## Aim
Transcribe the listing word for word.

## Raw records
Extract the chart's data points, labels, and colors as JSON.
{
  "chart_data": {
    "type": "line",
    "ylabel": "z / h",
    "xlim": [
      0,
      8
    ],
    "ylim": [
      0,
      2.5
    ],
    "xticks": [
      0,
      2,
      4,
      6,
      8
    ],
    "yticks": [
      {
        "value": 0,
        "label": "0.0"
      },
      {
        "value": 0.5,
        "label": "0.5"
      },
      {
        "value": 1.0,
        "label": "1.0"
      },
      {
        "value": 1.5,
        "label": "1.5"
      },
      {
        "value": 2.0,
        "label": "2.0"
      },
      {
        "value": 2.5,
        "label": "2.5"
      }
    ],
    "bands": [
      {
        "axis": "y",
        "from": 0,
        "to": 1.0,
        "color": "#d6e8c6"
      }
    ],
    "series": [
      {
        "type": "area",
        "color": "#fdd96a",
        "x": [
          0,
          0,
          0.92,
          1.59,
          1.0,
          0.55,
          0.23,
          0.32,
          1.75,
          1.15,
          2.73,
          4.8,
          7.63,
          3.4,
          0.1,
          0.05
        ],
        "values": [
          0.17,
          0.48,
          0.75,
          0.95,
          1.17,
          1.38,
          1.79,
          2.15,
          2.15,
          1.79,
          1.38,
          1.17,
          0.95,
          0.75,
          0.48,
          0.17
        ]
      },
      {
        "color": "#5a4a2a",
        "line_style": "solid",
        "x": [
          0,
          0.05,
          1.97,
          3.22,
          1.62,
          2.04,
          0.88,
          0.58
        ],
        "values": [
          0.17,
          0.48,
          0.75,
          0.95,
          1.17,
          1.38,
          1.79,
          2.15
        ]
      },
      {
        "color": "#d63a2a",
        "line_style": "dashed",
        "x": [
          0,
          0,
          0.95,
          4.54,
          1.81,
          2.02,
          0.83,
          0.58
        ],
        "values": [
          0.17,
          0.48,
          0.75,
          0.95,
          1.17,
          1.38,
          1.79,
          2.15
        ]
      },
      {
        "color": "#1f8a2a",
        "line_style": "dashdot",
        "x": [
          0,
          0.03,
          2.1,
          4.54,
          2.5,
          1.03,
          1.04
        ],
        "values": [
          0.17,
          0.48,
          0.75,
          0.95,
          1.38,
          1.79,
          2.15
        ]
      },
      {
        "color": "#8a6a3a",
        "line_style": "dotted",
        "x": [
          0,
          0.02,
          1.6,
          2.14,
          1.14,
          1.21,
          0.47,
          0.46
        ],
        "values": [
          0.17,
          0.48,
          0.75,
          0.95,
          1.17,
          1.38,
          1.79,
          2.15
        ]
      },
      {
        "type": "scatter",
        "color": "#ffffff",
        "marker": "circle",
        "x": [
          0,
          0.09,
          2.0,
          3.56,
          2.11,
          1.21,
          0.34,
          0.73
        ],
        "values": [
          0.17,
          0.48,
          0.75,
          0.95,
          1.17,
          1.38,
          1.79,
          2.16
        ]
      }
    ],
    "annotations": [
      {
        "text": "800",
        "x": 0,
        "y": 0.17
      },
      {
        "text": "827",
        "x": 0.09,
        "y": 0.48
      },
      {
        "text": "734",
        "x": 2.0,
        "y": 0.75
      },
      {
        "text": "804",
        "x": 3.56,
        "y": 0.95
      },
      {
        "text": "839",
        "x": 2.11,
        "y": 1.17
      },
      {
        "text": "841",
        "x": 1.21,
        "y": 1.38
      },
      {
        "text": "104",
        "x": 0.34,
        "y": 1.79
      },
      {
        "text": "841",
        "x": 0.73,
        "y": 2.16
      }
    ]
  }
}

## Answer for the task
Extract the chart's data points, labels, and colors as JSON.
{
  "chart_data": {
    "type": "line",
    "ylabel": "z / h",
    "xlim": [
      0,
      8
    ],
    "ylim": [
      0,
      2.5
    ],
    "xticks": [
      0,
      2,
      4,
      6,
      8
    ],
    "yticks": [
      {
        "value": 0,
        "label": "0.0"
      },
      {
        "value": 0.5,
        "label": "0.5"
      },
      {
        "value": 1.0,
        "label": "1.0"
      },
      {
        "value": 1.5,
        "label": "1.5"
      },
      {
        "value": 2.0,
        "label": "2.0"
      },
      {
        "value": 2.5,
        "label": "2.5"
      }
    ],
    "bands": [
      {
        "axis": "y",
        "from": 0,
        "to": 1.0,
        "color": "#d6e8c6"
      }
    ],
    "series": [
      {
        "type": "area",
        "color": "#fdd96a",
        "x": [
          0,
          0,
          0.92,
          1.59,
          1.0,
          0.55,
          0.23,
          0.32,
          1.75,
          1.15,
          2.73,
          4.8,
          7.63,
          3.4,
          0.1,
          0.05
        ],
        "values": [
          0.17,
          0.48,
          0.75,
          0.95,
          1.17,
          1.38,
          1.79,
          2.15,
          2.15,
          1.79,
          1.38,
          1.17,
          0.95,
          0.75,
          0.48,
          0.17
        ]
      },
      {
        "color": "#5a4a2a",
        "line_style": "solid",
        "x": [
          0,
          0.05,
          1.97,
          3.22,
          1.62,
          2.04,
          0.88,
          0.58
        ],
        "values": [
          0.17,
          0.48,
          0.75,
          0.95,
          1.17,
          1.38,
          1.79,
          2.15
        ]
      },
      {
        "color": "#d63a2a",
        "line_style": "dashed",
        "x": [
          0,
          0,
          0.95,
          4.54,
          1.81,
          2.02,
          0.83,
          0.58
        ],
        "values": [
          0.17,
          0.48,
          0.75,
          0.95,
          1.17,
          1.38,
          1.79,
          2.15
        ]
      },
      {
        "color": "#1f8a2a",
        "line_style": "dashdot",
        "x": [
          0,
          0.03,
          2.1,
          4.54,
          2.5,
          1.03,
          1.04
        ],
        "values": [
          0.17,
          0.48,
          0.75,
          0.95,
          1.38,
          1.79,
          2.15
        ]
      },
      {
        "color": "#8a6a3a",
        "line_style": "dotted",
        "x": [
          0,
          0.02,
          1.6,
          2.14,
          1.14,
          1.21,
          0.47,
          0.46
        ],
        "values": [
          0.17,
          0.48,
          0.75,
          0.95,
          1.17,
          1.38,
          1.79,
          2.15
        ]
      },
      {
        "type": "scatter",
        "color": "#ffffff",
        "marker": "circle",
        "x": [
          0,
          0.09,
          2.0,
          3.56,
          2.11,
          1.21,
          0.34,
          0.73
        ],
        "values": [
          0.17,
          0.48,
          0.75,
          0.95,
          1.17,
          1.38,
          1.79,
          2.16
        ]
      }
    ],
    "annotations": [
      {
        "text": "800",
        "x": 0,
        "y": 0.17
      },
      {
        "text": "827",
        "x": 0.09,
        "y": 0.48
      },
      {
        "text": "734",
        "x": 2.0,
        "y": 0.75
      },
      {
        "text": "804",
        "x": 3.56,
        "y": 0.95
      },
      {
        "text": "839",
        "x": 2.11,
        "y": 1.17
      },
      {
        "text": "841",
        "x": 1.21,
        "y": 1.38
      },
      {
        "text": "104",
        "x": 0.34,
        "y": 1.79
      },
      {
        "text": "841",
        "x": 0.73,
        "y": 2.16
      }
    ]
  }
}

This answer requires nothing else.